Exercise description »
Every record below should be printed exactly as it appears.

>> START Exercise data

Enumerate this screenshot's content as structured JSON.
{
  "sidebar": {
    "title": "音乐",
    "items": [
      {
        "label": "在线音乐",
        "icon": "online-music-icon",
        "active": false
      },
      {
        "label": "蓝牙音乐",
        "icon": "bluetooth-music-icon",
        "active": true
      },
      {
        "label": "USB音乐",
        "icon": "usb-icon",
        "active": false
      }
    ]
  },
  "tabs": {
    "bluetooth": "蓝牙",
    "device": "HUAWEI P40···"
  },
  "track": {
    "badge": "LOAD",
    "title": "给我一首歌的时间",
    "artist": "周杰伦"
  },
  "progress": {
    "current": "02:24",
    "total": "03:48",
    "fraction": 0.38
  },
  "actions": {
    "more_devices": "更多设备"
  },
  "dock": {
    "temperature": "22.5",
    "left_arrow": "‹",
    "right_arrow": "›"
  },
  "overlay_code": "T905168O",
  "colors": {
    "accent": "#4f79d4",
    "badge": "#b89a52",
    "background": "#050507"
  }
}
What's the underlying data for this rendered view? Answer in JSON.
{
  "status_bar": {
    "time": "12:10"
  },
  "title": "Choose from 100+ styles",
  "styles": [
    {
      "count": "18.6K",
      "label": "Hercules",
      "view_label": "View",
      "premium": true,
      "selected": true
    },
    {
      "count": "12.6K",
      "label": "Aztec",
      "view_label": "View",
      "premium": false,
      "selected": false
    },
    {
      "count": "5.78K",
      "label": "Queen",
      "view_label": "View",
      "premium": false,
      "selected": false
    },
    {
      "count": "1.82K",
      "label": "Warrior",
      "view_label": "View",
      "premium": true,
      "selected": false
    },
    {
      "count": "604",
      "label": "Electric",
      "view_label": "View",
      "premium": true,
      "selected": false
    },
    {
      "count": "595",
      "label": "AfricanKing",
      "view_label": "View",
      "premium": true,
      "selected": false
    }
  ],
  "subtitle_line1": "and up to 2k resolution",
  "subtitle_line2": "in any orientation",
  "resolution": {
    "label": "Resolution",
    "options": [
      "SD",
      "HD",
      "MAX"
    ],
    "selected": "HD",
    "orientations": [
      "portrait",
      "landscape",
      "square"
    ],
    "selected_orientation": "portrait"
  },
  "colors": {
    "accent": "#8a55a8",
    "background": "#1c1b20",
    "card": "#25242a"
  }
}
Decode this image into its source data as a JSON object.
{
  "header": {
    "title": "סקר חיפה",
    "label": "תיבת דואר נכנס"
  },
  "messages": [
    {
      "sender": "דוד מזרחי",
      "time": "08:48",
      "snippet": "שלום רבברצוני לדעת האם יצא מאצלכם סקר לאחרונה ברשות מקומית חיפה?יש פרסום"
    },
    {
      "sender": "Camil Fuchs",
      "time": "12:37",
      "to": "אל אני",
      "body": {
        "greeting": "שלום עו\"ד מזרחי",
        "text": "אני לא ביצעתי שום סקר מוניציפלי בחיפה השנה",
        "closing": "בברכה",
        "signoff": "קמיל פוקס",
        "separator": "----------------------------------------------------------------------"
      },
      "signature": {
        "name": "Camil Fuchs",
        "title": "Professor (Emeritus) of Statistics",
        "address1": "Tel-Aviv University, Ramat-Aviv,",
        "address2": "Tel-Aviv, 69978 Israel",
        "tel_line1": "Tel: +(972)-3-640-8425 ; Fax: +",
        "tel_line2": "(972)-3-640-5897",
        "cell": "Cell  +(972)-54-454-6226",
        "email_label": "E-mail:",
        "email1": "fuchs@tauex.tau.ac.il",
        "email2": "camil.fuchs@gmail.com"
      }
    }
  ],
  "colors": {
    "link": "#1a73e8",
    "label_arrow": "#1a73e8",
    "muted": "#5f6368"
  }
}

>> END Exercise data

Answer to the problem »
Enumerate this screenshot's content as structured JSON.
{
  "sidebar": {
    "title": "音乐",
    "items": [
      {
        "label": "在线音乐",
        "icon": "online-music-icon",
        "active": false
      },
      {
        "label": "蓝牙音乐",
        "icon": "bluetooth-music-icon",
        "active": true
      },
      {
        "label": "USB音乐",
        "icon": "usb-icon",
        "active": false
      }
    ]
  },
  "tabs": {
    "bluetooth": "蓝牙",
    "device": "HUAWEI P40···"
  },
  "track": {
    "badge": "LOAD",
    "title": "给我一首歌的时间",
    "artist": "周杰伦"
  },
  "progress": {
    "current": "02:24",
    "total": "03:48",
    "fraction": 0.38
  },
  "actions": {
    "more_devices": "更多设备"
  },
  "dock": {
    "temperature": "22.5",
    "left_arrow": "‹",
    "right_arrow": "›"
  },
  "overlay_code": "T905168O",
  "colors": {
    "accent": "#4f79d4",
    "badge": "#b89a52",
    "background": "#050507"
  }
}
What's the underlying data for this rendered view? Answer in JSON.
{
  "status_bar": {
    "time": "12:10"
  },
  "title": "Choose from 100+ styles",
  "styles": [
    {
      "count": "18.6K",
      "label": "Hercules",
      "view_label": "View",
      "premium": true,
      "selected": true
    },
    {
      "count": "12.6K",
      "label": "Aztec",
      "view_label": "View",
      "premium": false,
      "selected": false
    },
    {
      "count": "5.78K",
      "label": "Queen",
      "view_label": "View",
      "premium": false,
      "selected": false
    },
    {
      "count": "1.82K",
      "label": "Warrior",
      "view_label": "View",
      "premium": true,
      "selected": false
    },
    {
      "count": "604",
      "label": "Electric",
      "view_label": "View",
      "premium": true,
      "selected": false
    },
    {
      "count": "595",
      "label": "AfricanKing",
      "view_label": "View",
      "premium": true,
      "selected": false
    }
  ],
  "subtitle_line1": "and up to 2k resolution",
  "subtitle_line2": "in any orientation",
  "resolution": {
    "label": "Resolution",
    "options": [
      "SD",
      "HD",
      "MAX"
    ],
    "selected": "HD",
    "orientations": [
      "portrait",
      "landscape",
      "square"
    ],
    "selected_orientation": "portrait"
  },
  "colors": {
    "accent": "#8a55a8",
    "background": "#1c1b20",
    "card": "#25242a"
  }
}
Decode this image into its source data as a JSON object.
{
  "header": {
    "title": "סקר חיפה",
    "label": "תיבת דואר נכנס"
  },
  "messages": [
    {
      "sender": "דוד מזרחי",
      "time": "08:48",
      "snippet": "שלום רבברצוני לדעת האם יצא מאצלכם סקר לאחרונה ברשות מקומית חיפה?יש פרסום"
    },
    {
      "sender": "Camil Fuchs",
      "time": "12:37",
      "to": "אל אני",
      "body": {
        "greeting": "שלום עו\"ד מזרחי",
        "text": "אני לא ביצעתי שום סקר מוניציפלי בחיפה השנה",
        "closing": "בברכה",
        "signoff": "קמיל פוקס",
        "separator": "----------------------------------------------------------------------"
      },
      "signature": {
        "name": "Camil Fuchs",
        "title": "Professor (Emeritus) of Statistics",
        "address1": "Tel-Aviv University, Ramat-Aviv,",
        "address2": "Tel-Aviv, 69978 Israel",
        "tel_line1": "Tel: +(972)-3-640-8425 ; Fax: +",
        "tel_line2": "(972)-3-640-5897",
        "cell": "Cell  +(972)-54-454-6226",
        "email_label": "E-mail:",
        "email1": "fuchs@tauex.tau.ac.il",
        "email2": "camil.fuchs@gmail.com"
      }
    }
  ],
  "colors": {
    "link": "#1a73e8",
    "label_arrow": "#1a73e8",
    "muted": "#5f6368"
  }
}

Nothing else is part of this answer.